- **WORK TO COMPLETE**
Output all lines exactly, with nothing added or dropped.

Items from a figure collection:
+ + + +

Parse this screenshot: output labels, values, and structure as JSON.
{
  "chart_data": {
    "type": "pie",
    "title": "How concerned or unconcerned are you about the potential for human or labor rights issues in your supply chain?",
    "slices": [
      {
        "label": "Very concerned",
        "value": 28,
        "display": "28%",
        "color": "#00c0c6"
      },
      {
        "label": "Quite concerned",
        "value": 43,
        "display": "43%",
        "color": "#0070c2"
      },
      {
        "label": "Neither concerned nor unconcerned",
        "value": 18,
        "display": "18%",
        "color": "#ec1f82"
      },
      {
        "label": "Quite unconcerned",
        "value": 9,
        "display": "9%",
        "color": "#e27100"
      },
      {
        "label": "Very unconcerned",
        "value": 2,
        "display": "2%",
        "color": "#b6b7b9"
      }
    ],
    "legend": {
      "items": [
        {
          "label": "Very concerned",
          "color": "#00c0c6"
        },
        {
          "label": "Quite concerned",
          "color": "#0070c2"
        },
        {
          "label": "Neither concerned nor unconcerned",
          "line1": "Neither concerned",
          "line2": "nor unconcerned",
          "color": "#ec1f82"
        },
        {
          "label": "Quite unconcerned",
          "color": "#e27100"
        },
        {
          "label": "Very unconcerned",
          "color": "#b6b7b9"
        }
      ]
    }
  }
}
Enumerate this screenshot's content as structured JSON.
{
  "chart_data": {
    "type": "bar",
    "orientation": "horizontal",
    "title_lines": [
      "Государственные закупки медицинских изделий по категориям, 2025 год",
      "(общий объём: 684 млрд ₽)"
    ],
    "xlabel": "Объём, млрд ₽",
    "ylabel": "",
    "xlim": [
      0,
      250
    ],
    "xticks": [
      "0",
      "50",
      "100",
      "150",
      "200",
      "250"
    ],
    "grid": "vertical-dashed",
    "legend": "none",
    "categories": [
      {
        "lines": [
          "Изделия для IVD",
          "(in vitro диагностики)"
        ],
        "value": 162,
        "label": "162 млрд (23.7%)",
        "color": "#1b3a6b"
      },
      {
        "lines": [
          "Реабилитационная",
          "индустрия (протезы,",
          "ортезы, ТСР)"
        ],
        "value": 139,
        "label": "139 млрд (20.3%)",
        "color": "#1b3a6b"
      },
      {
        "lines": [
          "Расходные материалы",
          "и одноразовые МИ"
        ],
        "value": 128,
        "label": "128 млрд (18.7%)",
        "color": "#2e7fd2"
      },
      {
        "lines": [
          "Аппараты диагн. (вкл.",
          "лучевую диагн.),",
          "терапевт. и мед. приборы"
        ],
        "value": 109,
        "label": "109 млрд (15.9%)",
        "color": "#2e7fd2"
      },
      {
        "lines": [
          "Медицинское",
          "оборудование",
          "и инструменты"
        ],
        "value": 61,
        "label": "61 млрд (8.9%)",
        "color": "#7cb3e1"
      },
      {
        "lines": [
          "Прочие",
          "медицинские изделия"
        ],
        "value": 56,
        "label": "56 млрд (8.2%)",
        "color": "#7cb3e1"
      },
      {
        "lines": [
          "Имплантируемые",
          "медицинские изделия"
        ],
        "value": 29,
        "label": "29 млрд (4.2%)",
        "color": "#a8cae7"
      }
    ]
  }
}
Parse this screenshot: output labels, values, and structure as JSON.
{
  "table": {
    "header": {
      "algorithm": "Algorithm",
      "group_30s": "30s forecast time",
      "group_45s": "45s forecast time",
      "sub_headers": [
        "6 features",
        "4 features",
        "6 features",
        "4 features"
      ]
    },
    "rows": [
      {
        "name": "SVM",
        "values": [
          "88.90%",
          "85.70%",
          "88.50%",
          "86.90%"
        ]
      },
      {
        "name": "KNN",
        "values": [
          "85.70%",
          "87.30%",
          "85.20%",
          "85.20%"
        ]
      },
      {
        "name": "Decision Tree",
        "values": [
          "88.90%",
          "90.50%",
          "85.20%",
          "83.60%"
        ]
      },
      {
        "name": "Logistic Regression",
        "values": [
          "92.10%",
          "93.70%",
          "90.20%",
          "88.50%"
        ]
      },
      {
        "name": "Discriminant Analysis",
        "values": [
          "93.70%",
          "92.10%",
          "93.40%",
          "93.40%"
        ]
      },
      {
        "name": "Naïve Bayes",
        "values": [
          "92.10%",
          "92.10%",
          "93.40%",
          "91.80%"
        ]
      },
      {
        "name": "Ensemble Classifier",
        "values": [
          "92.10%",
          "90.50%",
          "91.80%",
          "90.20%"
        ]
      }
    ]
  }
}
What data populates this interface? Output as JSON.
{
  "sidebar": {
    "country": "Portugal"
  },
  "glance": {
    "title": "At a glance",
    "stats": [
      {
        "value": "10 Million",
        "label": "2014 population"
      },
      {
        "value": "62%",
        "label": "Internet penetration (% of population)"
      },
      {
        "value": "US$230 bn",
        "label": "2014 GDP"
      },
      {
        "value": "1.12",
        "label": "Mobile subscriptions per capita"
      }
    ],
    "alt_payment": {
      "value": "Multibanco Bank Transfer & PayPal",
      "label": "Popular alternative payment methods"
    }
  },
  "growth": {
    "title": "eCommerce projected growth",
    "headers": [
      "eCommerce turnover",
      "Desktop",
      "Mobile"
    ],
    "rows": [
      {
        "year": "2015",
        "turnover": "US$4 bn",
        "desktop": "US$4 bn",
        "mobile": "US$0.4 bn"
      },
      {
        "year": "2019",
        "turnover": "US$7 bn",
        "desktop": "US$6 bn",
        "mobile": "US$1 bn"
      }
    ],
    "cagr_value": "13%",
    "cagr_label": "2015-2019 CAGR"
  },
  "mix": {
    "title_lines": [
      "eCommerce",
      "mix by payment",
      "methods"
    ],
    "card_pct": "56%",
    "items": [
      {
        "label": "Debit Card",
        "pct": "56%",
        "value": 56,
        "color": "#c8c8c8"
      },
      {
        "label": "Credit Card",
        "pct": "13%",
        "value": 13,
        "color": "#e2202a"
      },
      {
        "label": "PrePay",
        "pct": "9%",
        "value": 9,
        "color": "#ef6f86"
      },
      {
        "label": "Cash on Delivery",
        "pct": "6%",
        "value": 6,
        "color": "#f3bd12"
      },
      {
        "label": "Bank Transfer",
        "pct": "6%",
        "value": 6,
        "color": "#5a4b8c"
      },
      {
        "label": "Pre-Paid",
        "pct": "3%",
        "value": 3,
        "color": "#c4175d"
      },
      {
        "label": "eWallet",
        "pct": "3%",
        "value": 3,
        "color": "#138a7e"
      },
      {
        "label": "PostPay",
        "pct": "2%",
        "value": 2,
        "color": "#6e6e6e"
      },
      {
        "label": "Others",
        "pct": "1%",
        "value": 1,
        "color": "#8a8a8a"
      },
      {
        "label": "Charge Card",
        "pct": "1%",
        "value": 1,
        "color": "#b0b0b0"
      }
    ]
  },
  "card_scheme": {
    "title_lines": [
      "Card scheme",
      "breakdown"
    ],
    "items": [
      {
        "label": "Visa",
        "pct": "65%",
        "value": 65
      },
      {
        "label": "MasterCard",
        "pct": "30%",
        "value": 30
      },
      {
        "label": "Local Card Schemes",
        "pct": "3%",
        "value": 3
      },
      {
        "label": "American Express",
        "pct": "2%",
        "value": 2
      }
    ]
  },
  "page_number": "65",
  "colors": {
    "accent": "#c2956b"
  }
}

+ + + +

- **SOLUTION TO THIS EXERCISE**
Parse this screenshot: output labels, values, and structure as JSON.
{
  "chart_data": {
    "type": "pie",
    "title": "How concerned or unconcerned are you about the potential for human or labor rights issues in your supply chain?",
    "slices": [
      {
        "label": "Very concerned",
        "value": 28,
        "display": "28%",
        "color": "#00c0c6"
      },
      {
        "label": "Quite concerned",
        "value": 43,
        "display": "43%",
        "color": "#0070c2"
      },
      {
        "label": "Neither concerned nor unconcerned",
        "value": 18,
        "display": "18%",
        "color": "#ec1f82"
      },
      {
        "label": "Quite unconcerned",
        "value": 9,
        "display": "9%",
        "color": "#e27100"
      },
      {
        "label": "Very unconcerned",
        "value": 2,
        "display": "2%",
        "color": "#b6b7b9"
      }
    ],
    "legend": {
      "items": [
        {
          "label": "Very concerned",
          "color": "#00c0c6"
        },
        {
          "label": "Quite concerned",
          "color": "#0070c2"
        },
        {
          "label": "Neither concerned nor unconcerned",
          "line1": "Neither concerned",
          "line2": "nor unconcerned",
          "color": "#ec1f82"
        },
        {
          "label": "Quite unconcerned",
          "color": "#e27100"
        },
        {
          "label": "Very unconcerned",
          "color": "#b6b7b9"
        }
      ]
    }
  }
}
Enumerate this screenshot's content as structured JSON.
{
  "chart_data": {
    "type": "bar",
    "orientation": "horizontal",
    "title_lines": [
      "Государственные закупки медицинских изделий по категориям, 2025 год",
      "(общий объём: 684 млрд ₽)"
    ],
    "xlabel": "Объём, млрд ₽",
    "ylabel": "",
    "xlim": [
      0,
      250
    ],
    "xticks": [
      "0",
      "50",
      "100",
      "150",
      "200",
      "250"
    ],
    "grid": "vertical-dashed",
    "legend": "none",
    "categories": [
      {
        "lines": [
          "Изделия для IVD",
          "(in vitro диагностики)"
        ],
        "value": 162,
        "label": "162 млрд (23.7%)",
        "color": "#1b3a6b"
      },
      {
        "lines": [
          "Реабилитационная",
          "индустрия (протезы,",
          "ортезы, ТСР)"
        ],
        "value": 139,
        "label": "139 млрд (20.3%)",
        "color": "#1b3a6b"
      },
      {
        "lines": [
          "Расходные материалы",
          "и одноразовые МИ"
        ],
        "value": 128,
        "label": "128 млрд (18.7%)",
        "color": "#2e7fd2"
      },
      {
        "lines": [
          "Аппараты диагн. (вкл.",
          "лучевую диагн.),",
          "терапевт. и мед. приборы"
        ],
        "value": 109,
        "label": "109 млрд (15.9%)",
        "color": "#2e7fd2"
      },
      {
        "lines": [
          "Медицинское",
          "оборудование",
          "и инструменты"
        ],
        "value": 61,
        "label": "61 млрд (8.9%)",
        "color": "#7cb3e1"
      },
      {
        "lines": [
          "Прочие",
          "медицинские изделия"
        ],
        "value": 56,
        "label": "56 млрд (8.2%)",
        "color": "#7cb3e1"
      },
      {
        "lines": [
          "Имплантируемые",
          "медицинские изделия"
        ],
        "value": 29,
        "label": "29 млрд (4.2%)",
        "color": "#a8cae7"
      }
    ]
  }
}
Parse this screenshot: output labels, values, and structure as JSON.
{
  "table": {
    "header": {
      "algorithm": "Algorithm",
      "group_30s": "30s forecast time",
      "group_45s": "45s forecast time",
      "sub_headers": [
        "6 features",
        "4 features",
        "6 features",
        "4 features"
      ]
    },
    "rows": [
      {
        "name": "SVM",
        "values": [
          "88.90%",
          "85.70%",
          "88.50%",
          "86.90%"
        ]
      },
      {
        "name": "KNN",
        "values": [
          "85.70%",
          "87.30%",
          "85.20%",
          "85.20%"
        ]
      },
      {
        "name": "Decision Tree",
        "values": [
          "88.90%",
          "90.50%",
          "85.20%",
          "83.60%"
        ]
      },
      {
        "name": "Logistic Regression",
        "values": [
          "92.10%",
          "93.70%",
          "90.20%",
          "88.50%"
        ]
      },
      {
        "name": "Discriminant Analysis",
        "values": [
          "93.70%",
          "92.10%",
          "93.40%",
          "93.40%"
        ]
      },
      {
        "name": "Naïve Bayes",
        "values": [
          "92.10%",
          "92.10%",
          "93.40%",
          "91.80%"
        ]
      },
      {
        "name": "Ensemble Classifier",
        "values": [
          "92.10%",
          "90.50%",
          "91.80%",
          "90.20%"
        ]
      }
    ]
  }
}
What data populates this interface? Output as JSON.
{
  "sidebar": {
    "country": "Portugal"
  },
  "glance": {
    "title": "At a glance",
    "stats": [
      {
        "value": "10 Million",
        "label": "2014 population"
      },
      {
        "value": "62%",
        "label": "Internet penetration (% of population)"
      },
      {
        "value": "US$230 bn",
        "label": "2014 GDP"
      },
      {
        "value": "1.12",
        "label": "Mobile subscriptions per capita"
      }
    ],
    "alt_payment": {
      "value": "Multibanco Bank Transfer & PayPal",
      "label": "Popular alternative payment methods"
    }
  },
  "growth": {
    "title": "eCommerce projected growth",
    "headers": [
      "eCommerce turnover",
      "Desktop",
      "Mobile"
    ],
    "rows": [
      {
        "year": "2015",
        "turnover": "US$4 bn",
        "desktop": "US$4 bn",
        "mobile": "US$0.4 bn"
      },
      {
        "year": "2019",
        "turnover": "US$7 bn",
        "desktop": "US$6 bn",
        "mobile": "US$1 bn"
      }
    ],
    "cagr_value": "13%",
    "cagr_label": "2015-2019 CAGR"
  },
  "mix": {
    "title_lines": [
      "eCommerce",
      "mix by payment",
      "methods"
    ],
    "card_pct": "56%",
    "items": [
      {
        "label": "Debit Card",
        "pct": "56%",
        "value": 56,
        "color": "#c8c8c8"
      },
      {
        "label": "Credit Card",
        "pct": "13%",
        "value": 13,
        "color": "#e2202a"
      },
      {
        "label": "PrePay",
        "pct": "9%",
        "value": 9,
        "color": "#ef6f86"
      },
      {
        "label": "Cash on Delivery",
        "pct": "6%",
        "value": 6,
        "color": "#f3bd12"
      },
      {
        "label": "Bank Transfer",
        "pct": "6%",
        "value": 6,
        "color": "#5a4b8c"
      },
      {
        "label": "Pre-Paid",
        "pct": "3%",
        "value": 3,
        "color": "#c4175d"
      },
      {
        "label": "eWallet",
        "pct": "3%",
        "value": 3,
        "color": "#138a7e"
      },
      {
        "label": "PostPay",
        "pct": "2%",
        "value": 2,
        "color": "#6e6e6e"
      },
      {
        "label": "Others",
        "pct": "1%",
        "value": 1,
        "color": "#8a8a8a"
      },
      {
        "label": "Charge Card",
        "pct": "1%",
        "value": 1,
        "color": "#b0b0b0"
      }
    ]
  },
  "card_scheme": {
    "title_lines": [
      "Card scheme",
      "breakdown"
    ],
    "items": [
      {
        "label": "Visa",
        "pct": "65%",
        "value": 65
      },
      {
        "label": "MasterCard",
        "pct": "30%",
        "value": 30
      },
      {
        "label": "Local Card Schemes",
        "pct": "3%",
        "value": 3
      },
      {
        "label": "American Express",
        "pct": "2%",
        "value": 2
      }
    ]
  },
  "page_number": "65",
  "colors": {
    "accent": "#c2956b"
  }
}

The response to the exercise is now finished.